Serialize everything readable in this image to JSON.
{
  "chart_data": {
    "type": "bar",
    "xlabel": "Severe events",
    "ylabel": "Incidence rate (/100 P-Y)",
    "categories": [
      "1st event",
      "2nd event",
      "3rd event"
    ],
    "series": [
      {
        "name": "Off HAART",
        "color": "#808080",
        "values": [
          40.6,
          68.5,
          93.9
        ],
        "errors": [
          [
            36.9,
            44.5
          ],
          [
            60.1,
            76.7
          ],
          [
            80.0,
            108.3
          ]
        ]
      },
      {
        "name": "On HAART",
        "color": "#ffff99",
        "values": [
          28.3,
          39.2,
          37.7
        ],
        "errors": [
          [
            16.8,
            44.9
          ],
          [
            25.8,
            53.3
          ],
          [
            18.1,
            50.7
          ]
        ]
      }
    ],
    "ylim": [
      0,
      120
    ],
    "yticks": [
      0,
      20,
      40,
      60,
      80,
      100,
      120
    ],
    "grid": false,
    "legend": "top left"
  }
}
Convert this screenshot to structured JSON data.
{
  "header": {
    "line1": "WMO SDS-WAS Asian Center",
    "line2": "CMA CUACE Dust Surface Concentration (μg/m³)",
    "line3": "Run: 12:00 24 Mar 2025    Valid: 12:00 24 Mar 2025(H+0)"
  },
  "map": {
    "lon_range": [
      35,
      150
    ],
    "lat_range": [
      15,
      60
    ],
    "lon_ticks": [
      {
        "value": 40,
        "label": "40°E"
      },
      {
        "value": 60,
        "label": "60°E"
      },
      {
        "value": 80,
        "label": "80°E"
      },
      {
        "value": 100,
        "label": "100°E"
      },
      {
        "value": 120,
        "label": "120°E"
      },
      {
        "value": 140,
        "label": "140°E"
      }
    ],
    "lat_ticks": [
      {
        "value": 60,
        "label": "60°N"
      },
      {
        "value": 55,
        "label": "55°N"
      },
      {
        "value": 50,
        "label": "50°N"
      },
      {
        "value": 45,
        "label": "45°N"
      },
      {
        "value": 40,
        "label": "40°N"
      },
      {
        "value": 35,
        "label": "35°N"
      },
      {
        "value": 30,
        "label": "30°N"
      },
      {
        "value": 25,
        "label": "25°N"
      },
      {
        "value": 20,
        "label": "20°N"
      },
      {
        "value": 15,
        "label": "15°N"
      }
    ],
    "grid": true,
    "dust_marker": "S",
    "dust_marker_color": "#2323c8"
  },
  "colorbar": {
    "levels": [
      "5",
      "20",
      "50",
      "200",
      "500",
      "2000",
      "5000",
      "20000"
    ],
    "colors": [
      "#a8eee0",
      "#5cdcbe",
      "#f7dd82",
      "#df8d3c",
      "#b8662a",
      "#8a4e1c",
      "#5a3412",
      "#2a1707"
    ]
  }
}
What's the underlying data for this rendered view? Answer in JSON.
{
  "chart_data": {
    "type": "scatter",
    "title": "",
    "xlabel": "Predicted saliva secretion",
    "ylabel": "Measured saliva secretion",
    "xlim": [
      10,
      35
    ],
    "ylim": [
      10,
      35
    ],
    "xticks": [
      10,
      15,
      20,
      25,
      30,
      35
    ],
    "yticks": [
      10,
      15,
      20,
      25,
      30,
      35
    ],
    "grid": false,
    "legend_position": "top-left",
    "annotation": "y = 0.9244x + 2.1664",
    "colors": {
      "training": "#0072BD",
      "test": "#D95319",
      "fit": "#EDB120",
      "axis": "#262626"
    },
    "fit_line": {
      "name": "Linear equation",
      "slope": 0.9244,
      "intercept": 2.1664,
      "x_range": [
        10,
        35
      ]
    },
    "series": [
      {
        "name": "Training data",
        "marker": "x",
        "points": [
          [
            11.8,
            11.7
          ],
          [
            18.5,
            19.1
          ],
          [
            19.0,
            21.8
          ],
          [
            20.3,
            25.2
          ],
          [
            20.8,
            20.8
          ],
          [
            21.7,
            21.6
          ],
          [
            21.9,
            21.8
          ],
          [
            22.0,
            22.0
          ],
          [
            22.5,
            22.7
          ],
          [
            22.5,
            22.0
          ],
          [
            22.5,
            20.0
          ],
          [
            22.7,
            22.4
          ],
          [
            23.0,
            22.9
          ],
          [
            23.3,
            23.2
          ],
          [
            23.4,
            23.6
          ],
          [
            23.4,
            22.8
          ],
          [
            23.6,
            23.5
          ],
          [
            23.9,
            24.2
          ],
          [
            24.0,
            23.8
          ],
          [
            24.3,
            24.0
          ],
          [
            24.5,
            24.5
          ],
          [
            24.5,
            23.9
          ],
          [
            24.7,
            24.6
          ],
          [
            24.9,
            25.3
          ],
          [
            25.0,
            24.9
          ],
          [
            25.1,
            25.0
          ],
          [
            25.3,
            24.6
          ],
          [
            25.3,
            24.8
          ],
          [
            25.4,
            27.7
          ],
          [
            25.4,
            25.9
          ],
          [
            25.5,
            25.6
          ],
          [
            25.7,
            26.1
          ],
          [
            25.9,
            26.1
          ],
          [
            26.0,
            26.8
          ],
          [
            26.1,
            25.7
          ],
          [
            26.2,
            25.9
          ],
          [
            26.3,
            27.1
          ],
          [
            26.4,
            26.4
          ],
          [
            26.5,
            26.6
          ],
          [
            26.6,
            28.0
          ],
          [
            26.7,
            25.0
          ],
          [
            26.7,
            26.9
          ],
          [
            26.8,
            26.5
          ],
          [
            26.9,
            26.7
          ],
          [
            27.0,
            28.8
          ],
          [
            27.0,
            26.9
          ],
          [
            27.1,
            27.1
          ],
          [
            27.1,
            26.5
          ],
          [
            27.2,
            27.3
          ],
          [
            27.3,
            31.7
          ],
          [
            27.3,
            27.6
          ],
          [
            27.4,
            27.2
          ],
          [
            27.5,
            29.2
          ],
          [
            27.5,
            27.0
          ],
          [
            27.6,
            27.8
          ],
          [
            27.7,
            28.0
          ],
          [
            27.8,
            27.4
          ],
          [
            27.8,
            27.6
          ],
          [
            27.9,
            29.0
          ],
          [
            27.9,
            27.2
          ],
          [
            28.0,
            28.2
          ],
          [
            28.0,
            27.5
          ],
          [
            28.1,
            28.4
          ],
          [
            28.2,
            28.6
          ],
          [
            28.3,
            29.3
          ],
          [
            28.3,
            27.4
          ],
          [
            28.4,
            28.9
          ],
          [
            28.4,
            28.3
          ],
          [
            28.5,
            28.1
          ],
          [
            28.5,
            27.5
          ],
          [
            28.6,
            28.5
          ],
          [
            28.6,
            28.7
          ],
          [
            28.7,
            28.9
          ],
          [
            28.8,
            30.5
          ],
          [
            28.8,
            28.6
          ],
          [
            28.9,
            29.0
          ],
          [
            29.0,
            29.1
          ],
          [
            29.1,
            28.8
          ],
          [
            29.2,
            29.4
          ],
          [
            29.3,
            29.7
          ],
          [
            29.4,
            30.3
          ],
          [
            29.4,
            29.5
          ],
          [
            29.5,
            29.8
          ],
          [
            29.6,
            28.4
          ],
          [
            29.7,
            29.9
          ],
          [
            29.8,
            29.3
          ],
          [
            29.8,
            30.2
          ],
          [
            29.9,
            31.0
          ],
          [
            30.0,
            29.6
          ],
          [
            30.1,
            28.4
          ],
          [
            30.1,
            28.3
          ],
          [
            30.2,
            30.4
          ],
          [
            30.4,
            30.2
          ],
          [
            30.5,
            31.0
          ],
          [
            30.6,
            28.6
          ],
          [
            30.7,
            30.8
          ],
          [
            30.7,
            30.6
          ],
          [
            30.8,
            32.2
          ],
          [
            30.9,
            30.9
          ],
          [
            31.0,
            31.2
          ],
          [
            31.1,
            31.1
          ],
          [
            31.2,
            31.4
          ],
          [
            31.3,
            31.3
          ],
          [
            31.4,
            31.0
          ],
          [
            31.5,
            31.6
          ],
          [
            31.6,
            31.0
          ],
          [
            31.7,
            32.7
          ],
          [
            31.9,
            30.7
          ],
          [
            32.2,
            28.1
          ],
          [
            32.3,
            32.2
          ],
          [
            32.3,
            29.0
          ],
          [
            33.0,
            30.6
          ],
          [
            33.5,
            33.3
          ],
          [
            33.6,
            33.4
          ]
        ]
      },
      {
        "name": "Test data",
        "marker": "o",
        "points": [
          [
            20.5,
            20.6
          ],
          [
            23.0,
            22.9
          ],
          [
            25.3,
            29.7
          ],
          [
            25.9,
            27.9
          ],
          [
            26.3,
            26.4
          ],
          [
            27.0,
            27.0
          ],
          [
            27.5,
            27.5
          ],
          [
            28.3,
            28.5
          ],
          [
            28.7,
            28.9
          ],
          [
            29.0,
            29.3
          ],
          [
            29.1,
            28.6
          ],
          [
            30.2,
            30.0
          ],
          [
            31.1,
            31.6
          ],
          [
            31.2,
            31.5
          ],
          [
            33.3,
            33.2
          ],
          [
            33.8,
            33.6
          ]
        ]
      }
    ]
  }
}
----------
> **EXERCISE GOAL**:
State how many lines of the records above contain the word "saliva", and give only that number.

> **IN RESPONSE**:
2